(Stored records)
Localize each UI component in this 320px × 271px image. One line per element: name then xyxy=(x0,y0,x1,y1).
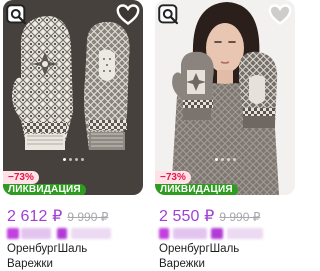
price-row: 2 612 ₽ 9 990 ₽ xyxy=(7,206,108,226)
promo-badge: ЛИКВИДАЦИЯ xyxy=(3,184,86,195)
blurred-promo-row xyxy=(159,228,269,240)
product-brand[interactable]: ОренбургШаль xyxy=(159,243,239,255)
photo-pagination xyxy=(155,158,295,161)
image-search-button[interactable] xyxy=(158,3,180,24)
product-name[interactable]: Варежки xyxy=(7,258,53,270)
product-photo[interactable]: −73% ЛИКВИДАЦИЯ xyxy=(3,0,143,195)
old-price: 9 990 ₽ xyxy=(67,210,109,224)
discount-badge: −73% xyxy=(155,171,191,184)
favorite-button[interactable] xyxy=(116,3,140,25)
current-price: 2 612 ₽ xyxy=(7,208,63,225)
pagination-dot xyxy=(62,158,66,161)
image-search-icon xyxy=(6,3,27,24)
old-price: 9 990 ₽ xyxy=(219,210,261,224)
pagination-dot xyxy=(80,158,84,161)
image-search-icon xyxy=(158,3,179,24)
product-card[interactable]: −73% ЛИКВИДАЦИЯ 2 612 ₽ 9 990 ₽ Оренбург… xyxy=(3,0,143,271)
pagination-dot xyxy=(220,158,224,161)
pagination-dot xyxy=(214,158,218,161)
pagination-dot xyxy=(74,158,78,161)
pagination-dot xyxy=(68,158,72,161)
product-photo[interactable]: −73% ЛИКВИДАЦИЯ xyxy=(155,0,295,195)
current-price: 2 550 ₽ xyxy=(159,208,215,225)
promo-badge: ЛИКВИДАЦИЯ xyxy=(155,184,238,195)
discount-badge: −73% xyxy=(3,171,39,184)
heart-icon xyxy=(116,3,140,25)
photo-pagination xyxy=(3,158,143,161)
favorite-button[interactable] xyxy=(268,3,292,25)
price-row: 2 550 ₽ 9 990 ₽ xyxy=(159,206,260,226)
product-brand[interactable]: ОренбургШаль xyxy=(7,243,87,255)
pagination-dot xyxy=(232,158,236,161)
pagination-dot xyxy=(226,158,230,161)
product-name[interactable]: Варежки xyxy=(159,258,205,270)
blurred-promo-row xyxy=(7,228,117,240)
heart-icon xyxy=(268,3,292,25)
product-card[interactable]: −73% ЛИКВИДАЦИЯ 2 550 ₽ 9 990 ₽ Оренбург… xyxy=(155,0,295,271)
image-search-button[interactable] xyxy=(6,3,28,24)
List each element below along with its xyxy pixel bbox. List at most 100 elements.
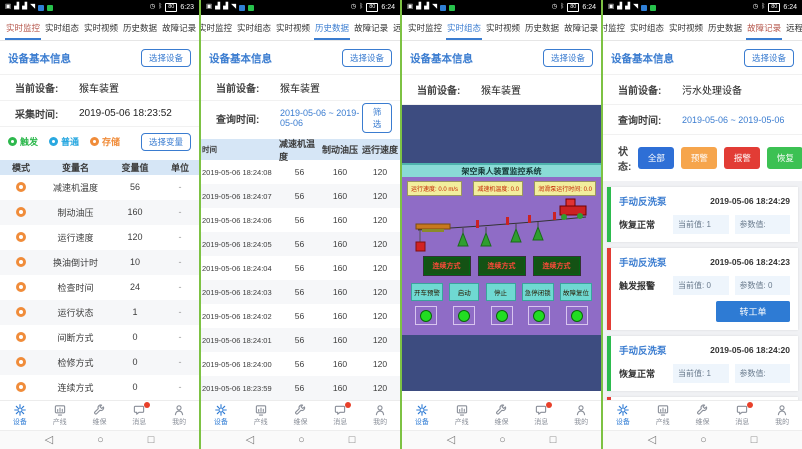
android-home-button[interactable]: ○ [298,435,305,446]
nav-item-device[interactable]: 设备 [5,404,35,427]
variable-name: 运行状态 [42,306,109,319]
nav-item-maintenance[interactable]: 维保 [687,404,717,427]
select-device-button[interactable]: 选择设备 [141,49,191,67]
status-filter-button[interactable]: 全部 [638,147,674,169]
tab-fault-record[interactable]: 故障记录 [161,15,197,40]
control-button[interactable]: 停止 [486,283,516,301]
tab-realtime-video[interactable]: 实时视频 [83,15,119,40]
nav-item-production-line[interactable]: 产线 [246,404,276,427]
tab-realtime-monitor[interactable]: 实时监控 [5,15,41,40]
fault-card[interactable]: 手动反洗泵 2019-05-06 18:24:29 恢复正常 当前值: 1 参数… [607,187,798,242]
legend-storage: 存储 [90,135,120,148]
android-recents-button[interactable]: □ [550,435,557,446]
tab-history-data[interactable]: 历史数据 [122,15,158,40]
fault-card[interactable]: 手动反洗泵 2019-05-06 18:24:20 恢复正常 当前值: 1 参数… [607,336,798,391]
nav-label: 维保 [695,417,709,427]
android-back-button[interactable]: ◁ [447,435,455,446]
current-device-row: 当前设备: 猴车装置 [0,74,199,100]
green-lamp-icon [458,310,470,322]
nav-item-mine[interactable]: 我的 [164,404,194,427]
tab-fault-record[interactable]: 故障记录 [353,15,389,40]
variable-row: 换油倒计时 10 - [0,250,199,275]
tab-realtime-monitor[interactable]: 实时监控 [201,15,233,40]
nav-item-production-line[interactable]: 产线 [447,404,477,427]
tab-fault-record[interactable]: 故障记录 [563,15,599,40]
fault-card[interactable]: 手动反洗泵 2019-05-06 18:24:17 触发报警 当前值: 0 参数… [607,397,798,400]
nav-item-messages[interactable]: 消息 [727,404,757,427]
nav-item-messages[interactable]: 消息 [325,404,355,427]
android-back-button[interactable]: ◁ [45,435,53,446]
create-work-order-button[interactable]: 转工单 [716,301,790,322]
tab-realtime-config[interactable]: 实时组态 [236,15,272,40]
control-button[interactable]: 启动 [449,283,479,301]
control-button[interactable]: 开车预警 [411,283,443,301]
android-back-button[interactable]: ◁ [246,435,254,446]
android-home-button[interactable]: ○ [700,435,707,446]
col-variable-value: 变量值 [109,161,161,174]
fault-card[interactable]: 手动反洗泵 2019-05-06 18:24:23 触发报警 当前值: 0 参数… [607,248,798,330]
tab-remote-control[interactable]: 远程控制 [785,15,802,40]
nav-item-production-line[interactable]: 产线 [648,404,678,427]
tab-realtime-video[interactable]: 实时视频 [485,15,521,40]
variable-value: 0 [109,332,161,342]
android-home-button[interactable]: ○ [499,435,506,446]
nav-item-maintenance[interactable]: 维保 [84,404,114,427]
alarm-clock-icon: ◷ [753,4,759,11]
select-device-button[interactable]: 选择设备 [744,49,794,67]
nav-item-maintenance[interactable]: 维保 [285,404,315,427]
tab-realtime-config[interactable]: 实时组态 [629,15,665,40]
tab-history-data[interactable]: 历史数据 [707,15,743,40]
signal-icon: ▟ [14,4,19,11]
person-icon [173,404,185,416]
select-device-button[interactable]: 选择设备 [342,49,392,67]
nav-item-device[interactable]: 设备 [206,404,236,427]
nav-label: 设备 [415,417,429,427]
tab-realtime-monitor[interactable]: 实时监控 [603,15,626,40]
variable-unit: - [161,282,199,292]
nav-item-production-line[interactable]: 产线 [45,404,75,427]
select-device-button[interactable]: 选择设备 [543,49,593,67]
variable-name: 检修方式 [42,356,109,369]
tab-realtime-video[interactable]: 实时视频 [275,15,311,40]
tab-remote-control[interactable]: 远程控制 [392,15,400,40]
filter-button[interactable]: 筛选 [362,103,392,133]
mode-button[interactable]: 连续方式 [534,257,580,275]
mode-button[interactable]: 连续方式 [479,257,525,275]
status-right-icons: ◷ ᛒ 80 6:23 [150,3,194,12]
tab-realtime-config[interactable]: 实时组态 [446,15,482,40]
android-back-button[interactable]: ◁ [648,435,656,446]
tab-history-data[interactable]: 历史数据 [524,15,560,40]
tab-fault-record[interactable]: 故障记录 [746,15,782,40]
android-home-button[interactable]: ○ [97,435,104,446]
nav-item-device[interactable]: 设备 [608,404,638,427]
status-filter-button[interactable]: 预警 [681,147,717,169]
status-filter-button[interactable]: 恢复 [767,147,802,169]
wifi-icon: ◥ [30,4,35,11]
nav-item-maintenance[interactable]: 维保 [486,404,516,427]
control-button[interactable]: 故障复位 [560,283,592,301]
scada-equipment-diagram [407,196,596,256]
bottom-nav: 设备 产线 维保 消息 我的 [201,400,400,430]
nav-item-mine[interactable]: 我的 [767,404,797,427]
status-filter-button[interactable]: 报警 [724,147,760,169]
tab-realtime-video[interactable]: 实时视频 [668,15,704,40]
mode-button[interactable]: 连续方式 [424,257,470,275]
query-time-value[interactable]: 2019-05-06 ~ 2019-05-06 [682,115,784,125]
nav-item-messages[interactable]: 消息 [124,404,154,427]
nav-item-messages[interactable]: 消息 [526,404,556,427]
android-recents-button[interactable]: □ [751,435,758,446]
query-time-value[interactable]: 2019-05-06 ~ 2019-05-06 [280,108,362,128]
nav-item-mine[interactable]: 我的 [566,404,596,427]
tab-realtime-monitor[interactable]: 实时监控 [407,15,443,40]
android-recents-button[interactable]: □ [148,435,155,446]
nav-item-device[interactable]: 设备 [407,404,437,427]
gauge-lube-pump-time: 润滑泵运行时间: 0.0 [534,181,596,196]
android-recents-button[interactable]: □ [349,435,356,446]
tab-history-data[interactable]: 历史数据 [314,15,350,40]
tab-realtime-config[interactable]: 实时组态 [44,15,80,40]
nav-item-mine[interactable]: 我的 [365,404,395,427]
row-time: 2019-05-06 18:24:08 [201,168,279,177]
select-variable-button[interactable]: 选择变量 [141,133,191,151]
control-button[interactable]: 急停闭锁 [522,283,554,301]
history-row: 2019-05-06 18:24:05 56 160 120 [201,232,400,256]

--

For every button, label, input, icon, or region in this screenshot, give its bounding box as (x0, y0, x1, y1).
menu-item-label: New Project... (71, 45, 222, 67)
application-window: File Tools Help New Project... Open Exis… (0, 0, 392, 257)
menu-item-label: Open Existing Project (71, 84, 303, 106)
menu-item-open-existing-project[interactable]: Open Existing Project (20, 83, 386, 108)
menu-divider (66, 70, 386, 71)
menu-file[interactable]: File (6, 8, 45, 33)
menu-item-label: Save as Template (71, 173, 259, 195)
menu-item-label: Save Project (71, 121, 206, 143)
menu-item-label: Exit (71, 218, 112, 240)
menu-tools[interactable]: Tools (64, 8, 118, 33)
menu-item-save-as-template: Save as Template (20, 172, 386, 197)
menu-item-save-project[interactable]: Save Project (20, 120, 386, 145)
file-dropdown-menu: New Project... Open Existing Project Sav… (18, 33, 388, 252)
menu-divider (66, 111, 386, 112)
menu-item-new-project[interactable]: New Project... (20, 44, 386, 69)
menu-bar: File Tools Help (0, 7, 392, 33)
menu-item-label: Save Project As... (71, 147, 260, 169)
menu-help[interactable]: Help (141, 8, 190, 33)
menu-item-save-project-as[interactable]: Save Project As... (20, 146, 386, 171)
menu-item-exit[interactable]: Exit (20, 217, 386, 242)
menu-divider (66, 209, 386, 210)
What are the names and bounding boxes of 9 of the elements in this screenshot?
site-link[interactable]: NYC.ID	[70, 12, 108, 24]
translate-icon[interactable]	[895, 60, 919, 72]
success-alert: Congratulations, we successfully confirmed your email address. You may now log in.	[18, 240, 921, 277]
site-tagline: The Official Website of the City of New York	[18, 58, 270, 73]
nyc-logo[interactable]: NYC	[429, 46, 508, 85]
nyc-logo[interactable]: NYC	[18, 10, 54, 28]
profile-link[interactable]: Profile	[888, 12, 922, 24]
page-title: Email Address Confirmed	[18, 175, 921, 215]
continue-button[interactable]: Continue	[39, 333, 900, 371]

- [TASK DIRECTIONS] Identify each row above containing the word "pagination", with case counting, and copy every such row in full.

- [ANSWER TO THIS EXERCISE]
photo-pagination xyxy=(155,158,295,161)
pagination-dot xyxy=(62,158,66,161)
pagination-dot xyxy=(80,158,84,161)
pagination-dot xyxy=(220,158,224,161)
pagination-dot xyxy=(214,158,218,161)
pagination-dot xyxy=(74,158,78,161)
pagination-dot xyxy=(68,158,72,161)
photo-pagination xyxy=(3,158,143,161)
pagination-dot xyxy=(232,158,236,161)
pagination-dot xyxy=(226,158,230,161)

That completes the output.